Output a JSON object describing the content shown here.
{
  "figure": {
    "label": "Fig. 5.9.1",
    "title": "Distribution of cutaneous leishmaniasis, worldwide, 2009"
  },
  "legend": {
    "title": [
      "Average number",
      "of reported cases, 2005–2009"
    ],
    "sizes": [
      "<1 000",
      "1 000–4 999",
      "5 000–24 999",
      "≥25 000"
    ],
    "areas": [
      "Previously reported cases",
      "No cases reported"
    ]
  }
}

▶ **THE EXERCISE**
Show the lines of the records that include the string "cases".

▶ **TASK OUTPUT**
      "of reported cases, 2005–2009"
      "Previously reported cases",
      "No cases reported"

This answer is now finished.